[Coordinate annotation records]
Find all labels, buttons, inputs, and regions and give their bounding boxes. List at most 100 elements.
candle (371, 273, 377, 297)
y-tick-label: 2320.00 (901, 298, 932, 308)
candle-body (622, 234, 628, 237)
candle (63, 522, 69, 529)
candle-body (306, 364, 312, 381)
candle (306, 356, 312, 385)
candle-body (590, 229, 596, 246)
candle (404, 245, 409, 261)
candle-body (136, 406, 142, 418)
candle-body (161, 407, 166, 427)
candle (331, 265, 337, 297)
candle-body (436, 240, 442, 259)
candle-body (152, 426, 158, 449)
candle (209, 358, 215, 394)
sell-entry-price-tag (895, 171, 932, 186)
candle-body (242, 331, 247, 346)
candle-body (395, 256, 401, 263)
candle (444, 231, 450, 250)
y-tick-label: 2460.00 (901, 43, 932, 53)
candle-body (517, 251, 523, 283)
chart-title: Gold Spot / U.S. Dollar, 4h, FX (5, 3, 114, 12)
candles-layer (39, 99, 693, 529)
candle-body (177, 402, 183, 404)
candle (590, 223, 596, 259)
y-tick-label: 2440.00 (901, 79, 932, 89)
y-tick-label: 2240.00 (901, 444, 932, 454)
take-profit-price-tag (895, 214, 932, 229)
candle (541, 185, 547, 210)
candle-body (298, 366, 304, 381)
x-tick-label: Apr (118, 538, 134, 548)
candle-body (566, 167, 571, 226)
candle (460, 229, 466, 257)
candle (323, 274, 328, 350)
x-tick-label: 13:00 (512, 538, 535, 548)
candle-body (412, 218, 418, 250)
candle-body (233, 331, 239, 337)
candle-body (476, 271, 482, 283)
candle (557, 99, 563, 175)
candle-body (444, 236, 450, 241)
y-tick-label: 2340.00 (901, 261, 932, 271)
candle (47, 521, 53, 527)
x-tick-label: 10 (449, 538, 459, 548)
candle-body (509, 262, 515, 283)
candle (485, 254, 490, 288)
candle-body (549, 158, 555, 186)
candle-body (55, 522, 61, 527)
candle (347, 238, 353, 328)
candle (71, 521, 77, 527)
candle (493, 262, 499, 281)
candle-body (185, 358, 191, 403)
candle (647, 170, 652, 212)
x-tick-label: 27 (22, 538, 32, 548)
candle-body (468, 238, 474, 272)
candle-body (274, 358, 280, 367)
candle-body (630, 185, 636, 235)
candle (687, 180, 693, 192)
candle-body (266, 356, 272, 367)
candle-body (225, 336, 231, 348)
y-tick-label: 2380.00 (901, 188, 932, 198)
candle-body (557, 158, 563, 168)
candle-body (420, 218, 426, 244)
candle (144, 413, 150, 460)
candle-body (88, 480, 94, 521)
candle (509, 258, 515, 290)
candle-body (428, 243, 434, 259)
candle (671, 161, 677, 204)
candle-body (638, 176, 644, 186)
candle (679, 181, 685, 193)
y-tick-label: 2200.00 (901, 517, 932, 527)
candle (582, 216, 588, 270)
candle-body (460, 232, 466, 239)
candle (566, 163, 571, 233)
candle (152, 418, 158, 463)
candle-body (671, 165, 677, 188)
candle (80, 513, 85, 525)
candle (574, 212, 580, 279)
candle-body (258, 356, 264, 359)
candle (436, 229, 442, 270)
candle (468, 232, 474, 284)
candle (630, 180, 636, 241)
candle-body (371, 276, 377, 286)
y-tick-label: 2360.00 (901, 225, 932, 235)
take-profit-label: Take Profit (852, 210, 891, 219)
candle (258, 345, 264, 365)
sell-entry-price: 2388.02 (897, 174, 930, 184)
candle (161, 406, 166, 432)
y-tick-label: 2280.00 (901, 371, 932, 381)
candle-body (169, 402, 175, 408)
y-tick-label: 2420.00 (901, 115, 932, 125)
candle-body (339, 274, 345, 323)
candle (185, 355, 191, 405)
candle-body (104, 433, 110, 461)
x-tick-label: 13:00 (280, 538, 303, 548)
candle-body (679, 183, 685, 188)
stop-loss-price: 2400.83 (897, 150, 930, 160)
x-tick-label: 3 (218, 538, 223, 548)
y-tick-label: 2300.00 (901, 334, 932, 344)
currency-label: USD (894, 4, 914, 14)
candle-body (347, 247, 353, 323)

- SHORT PROBLEM -
Print every one of the lines above again, word for word and unchanged.

- PROBLEM SOLUTION -
Find all labels, buttons, inputs, and regions and give their bounding boxes. List at most 100 elements.
candle (371, 273, 377, 297)
y-tick-label: 2320.00 (901, 298, 932, 308)
candle-body (622, 234, 628, 237)
candle (63, 522, 69, 529)
candle-body (306, 364, 312, 381)
candle (306, 356, 312, 385)
candle-body (590, 229, 596, 246)
candle (404, 245, 409, 261)
candle-body (136, 406, 142, 418)
candle-body (161, 407, 166, 427)
candle (331, 265, 337, 297)
candle-body (436, 240, 442, 259)
candle-body (152, 426, 158, 449)
candle (209, 358, 215, 394)
sell-entry-price-tag (895, 171, 932, 186)
candle-body (242, 331, 247, 346)
candle-body (395, 256, 401, 263)
candle (444, 231, 450, 250)
y-tick-label: 2460.00 (901, 43, 932, 53)
candle-body (517, 251, 523, 283)
chart-title: Gold Spot / U.S. Dollar, 4h, FX (5, 3, 114, 12)
candles-layer (39, 99, 693, 529)
candle-body (177, 402, 183, 404)
candle (590, 223, 596, 259)
y-tick-label: 2440.00 (901, 79, 932, 89)
y-tick-label: 2240.00 (901, 444, 932, 454)
take-profit-price-tag (895, 214, 932, 229)
candle (541, 185, 547, 210)
candle-body (298, 366, 304, 381)
x-tick-label: Apr (118, 538, 134, 548)
candle-body (566, 167, 571, 226)
candle (460, 229, 466, 257)
candle (323, 274, 328, 350)
x-tick-label: 13:00 (512, 538, 535, 548)
candle-body (412, 218, 418, 250)
candle-body (233, 331, 239, 337)
candle-body (476, 271, 482, 283)
candle (557, 99, 563, 175)
candle-body (444, 236, 450, 241)
y-tick-label: 2340.00 (901, 261, 932, 271)
candle (47, 521, 53, 527)
x-tick-label: 10 (449, 538, 459, 548)
candle-body (509, 262, 515, 283)
candle (485, 254, 490, 288)
candle-body (549, 158, 555, 186)
candle-body (55, 522, 61, 527)
candle (347, 238, 353, 328)
candle (71, 521, 77, 527)
candle (493, 262, 499, 281)
candle-body (185, 358, 191, 403)
candle (647, 170, 652, 212)
x-tick-label: 27 (22, 538, 32, 548)
candle-body (468, 238, 474, 272)
candle-body (274, 358, 280, 367)
candle-body (630, 185, 636, 235)
candle (687, 180, 693, 192)
candle-body (266, 356, 272, 367)
candle-body (225, 336, 231, 348)
y-tick-label: 2380.00 (901, 188, 932, 198)
candle-body (557, 158, 563, 168)
candle-body (420, 218, 426, 244)
candle (144, 413, 150, 460)
candle-body (88, 480, 94, 521)
candle (509, 258, 515, 290)
candle-body (428, 243, 434, 259)
candle (671, 161, 677, 204)
candle-body (638, 176, 644, 186)
candle (679, 181, 685, 193)
y-tick-label: 2200.00 (901, 517, 932, 527)
candle (582, 216, 588, 270)
candle-body (460, 232, 466, 239)
candle (566, 163, 571, 233)
candle (152, 418, 158, 463)
candle-body (671, 165, 677, 188)
candle (80, 513, 85, 525)
candle (574, 212, 580, 279)
candle-body (258, 356, 264, 359)
candle (436, 229, 442, 270)
candle (468, 232, 474, 284)
candle (630, 180, 636, 241)
candle-body (371, 276, 377, 286)
y-tick-label: 2360.00 (901, 225, 932, 235)
take-profit-label: Take Profit (852, 210, 891, 219)
candle (258, 345, 264, 365)
sell-entry-price: 2388.02 (897, 174, 930, 184)
candle (161, 406, 166, 432)
y-tick-label: 2280.00 (901, 371, 932, 381)
candle-body (169, 402, 175, 408)
y-tick-label: 2420.00 (901, 115, 932, 125)
candle-body (339, 274, 345, 323)
candle (185, 355, 191, 405)
candle-body (104, 433, 110, 461)
x-tick-label: 13:00 (280, 538, 303, 548)
candle-body (679, 183, 685, 188)
stop-loss-price: 2400.83 (897, 150, 930, 160)
x-tick-label: 3 (218, 538, 223, 548)
y-tick-label: 2300.00 (901, 334, 932, 344)
currency-label: USD (894, 4, 914, 14)
candle-body (347, 247, 353, 323)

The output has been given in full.